Stated goal:
Rewrite the passage on the contact proceedings starting with "On 29 May 2005" and going on through "1 December 2005.", changing "Youth Office" to "Youth Welfare Office" each time it appears.

Selection:
☆ ☆ ☆ ☆

On 29 May 2005 the court served the request on the mother and
requested the Youth Office to submit comments, which were submitted
on 29 August 2005, following a reminder by the court. On 7 October
2005 the court scheduled a hearing for 27 October 2005, which was
postponed at both parties’ request to 1 December 2005.
- Both
parties having agreed to institute supervised contacts, the District
Court ordered the Youth Office to name, within a time-limit of one
month, a suitable institution to supervise the visits. It further
decided to issue a decision on contact rights after having been
informed about the concrete dates for contacts.
- Between
October 2005 and May 2006 the Youth Office unsuccessfully attempted
to mediate an agreement on a suitable institution.
- On
31 May 2006 the District Court informed the parties that it would
attempt to find a suitable institution on its own motion. On 6 June
2006 the District Court ordered that contact visits should be
supervised by a centre for psychological counselling. Between July
and October 2006, five supervised contacts took place.

☆ ☆ ☆ ☆

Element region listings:
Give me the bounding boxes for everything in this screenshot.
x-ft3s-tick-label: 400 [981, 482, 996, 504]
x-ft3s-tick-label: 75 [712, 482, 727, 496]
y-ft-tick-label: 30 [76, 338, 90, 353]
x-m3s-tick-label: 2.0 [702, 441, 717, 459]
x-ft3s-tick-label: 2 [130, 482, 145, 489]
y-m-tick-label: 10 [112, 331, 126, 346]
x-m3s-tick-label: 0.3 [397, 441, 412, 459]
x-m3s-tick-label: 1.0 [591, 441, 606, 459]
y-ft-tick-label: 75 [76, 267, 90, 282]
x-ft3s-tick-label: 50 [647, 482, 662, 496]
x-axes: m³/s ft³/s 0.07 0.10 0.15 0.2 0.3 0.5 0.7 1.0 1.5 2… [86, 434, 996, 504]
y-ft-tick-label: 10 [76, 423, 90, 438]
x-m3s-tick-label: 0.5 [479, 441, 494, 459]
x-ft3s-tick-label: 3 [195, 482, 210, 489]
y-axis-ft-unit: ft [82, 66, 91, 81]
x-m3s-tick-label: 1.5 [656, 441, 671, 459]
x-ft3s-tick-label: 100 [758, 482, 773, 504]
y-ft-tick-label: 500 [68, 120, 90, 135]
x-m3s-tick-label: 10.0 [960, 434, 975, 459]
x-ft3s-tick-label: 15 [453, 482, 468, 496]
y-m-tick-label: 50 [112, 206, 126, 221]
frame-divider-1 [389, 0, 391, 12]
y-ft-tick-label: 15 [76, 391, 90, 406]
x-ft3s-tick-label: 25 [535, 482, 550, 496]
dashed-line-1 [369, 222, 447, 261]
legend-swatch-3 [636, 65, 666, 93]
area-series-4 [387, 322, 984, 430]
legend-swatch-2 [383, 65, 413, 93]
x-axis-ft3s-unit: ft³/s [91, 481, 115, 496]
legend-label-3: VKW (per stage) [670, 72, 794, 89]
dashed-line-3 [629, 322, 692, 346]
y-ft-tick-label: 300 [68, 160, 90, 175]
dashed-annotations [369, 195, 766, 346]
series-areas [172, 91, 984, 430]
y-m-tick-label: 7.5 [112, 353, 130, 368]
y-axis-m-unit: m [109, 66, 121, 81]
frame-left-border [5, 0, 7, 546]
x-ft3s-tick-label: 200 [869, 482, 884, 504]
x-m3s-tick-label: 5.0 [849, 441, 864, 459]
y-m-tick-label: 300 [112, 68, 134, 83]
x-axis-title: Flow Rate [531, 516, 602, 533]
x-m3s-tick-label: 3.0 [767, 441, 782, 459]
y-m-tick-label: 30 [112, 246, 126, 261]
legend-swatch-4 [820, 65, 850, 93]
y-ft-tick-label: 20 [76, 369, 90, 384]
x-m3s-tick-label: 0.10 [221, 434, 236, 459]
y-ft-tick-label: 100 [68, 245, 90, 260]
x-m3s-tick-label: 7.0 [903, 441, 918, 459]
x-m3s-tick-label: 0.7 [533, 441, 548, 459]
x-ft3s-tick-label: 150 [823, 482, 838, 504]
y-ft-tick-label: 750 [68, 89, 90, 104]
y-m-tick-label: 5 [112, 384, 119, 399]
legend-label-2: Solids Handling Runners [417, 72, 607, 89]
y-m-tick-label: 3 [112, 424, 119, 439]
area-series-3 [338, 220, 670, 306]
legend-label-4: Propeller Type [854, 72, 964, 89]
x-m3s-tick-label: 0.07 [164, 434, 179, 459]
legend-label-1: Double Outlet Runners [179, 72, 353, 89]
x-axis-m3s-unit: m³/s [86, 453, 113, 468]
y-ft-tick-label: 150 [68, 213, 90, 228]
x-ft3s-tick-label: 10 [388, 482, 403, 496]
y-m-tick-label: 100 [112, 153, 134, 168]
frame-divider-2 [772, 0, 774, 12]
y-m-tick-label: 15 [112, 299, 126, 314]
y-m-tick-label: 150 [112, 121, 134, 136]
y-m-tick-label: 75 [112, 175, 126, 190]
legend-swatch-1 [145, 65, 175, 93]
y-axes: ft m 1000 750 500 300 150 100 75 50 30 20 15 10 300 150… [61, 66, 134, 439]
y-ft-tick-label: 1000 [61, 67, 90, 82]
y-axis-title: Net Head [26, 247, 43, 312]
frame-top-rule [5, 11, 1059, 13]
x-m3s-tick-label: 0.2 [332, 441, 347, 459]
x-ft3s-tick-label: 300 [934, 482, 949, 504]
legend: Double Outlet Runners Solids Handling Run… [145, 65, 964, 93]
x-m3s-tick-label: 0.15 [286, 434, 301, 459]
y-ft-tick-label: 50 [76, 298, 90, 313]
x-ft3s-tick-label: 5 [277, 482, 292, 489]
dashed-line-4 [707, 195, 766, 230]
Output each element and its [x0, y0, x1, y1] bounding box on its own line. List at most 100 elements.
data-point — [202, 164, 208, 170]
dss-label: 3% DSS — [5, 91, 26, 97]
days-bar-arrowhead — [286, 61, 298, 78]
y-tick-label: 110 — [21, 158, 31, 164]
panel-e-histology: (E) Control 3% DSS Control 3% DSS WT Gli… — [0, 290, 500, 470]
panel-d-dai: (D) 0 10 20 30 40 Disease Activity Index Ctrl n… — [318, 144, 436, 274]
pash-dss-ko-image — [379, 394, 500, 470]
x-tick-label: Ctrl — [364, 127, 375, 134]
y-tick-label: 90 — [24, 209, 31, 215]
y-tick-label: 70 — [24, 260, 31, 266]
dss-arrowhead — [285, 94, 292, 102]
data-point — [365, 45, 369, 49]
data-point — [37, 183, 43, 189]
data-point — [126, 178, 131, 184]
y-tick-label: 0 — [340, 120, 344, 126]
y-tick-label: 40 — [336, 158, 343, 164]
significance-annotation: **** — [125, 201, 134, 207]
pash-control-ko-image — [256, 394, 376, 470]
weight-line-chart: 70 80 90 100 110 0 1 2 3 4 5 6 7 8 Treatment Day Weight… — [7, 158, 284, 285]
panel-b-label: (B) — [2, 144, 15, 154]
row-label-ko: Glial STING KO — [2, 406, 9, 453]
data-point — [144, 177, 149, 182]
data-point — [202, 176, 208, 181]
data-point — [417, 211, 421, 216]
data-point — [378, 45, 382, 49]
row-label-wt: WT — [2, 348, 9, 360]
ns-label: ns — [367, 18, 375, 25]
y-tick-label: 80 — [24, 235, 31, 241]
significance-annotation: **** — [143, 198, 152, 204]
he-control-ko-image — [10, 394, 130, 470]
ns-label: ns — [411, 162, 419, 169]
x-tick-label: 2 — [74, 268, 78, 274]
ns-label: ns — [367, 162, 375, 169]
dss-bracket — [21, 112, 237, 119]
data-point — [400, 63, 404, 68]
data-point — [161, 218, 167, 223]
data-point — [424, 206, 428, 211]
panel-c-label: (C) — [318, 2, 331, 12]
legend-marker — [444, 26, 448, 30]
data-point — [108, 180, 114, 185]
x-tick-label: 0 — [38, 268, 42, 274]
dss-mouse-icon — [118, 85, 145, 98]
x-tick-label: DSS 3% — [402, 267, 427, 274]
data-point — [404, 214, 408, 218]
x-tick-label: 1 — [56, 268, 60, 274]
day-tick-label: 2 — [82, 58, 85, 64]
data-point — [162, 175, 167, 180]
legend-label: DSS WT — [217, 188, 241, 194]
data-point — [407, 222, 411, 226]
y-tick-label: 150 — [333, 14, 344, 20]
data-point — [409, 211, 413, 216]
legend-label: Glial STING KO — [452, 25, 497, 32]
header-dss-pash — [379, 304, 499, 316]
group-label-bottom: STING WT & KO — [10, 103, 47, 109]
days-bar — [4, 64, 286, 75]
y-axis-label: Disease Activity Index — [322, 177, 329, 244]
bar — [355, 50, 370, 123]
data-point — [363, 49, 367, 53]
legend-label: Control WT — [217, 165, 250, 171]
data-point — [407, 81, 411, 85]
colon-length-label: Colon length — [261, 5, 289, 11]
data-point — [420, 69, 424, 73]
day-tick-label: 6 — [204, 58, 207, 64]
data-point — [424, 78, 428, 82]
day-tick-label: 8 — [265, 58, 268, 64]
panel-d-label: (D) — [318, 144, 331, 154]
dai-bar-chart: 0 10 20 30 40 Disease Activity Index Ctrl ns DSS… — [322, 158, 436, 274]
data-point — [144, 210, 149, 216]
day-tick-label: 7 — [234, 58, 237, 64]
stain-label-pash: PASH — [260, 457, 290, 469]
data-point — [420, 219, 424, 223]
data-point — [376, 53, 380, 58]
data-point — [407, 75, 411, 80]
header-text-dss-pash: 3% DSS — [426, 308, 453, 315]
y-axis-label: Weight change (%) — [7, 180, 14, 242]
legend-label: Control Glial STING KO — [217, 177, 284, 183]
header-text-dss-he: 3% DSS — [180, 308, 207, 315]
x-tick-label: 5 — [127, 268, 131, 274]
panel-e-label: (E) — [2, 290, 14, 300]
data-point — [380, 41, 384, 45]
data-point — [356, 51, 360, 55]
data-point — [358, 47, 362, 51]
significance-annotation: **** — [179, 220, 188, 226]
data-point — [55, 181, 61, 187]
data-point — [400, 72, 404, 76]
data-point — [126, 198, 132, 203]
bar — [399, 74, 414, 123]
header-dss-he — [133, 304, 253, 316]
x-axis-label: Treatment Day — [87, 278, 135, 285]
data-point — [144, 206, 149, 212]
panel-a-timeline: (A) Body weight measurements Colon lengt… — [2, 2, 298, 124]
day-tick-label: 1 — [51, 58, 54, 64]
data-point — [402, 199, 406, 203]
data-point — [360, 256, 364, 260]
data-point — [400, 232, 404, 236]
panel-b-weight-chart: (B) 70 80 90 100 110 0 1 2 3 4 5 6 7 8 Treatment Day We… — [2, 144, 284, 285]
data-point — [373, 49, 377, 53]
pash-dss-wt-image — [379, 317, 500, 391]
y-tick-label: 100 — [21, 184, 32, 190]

☆ ☆ ☆ ☆

Output of the exercise:
On 29 May 2005 the court served the request on the mother and
requested the Youth Welfare Office to submit comments, which were submitted
on 29 August 2005, following a reminder by the court. On 7 October
2005 the court scheduled a hearing for 27 October 2005, which was
postponed at both parties’ request to 1 December 2005.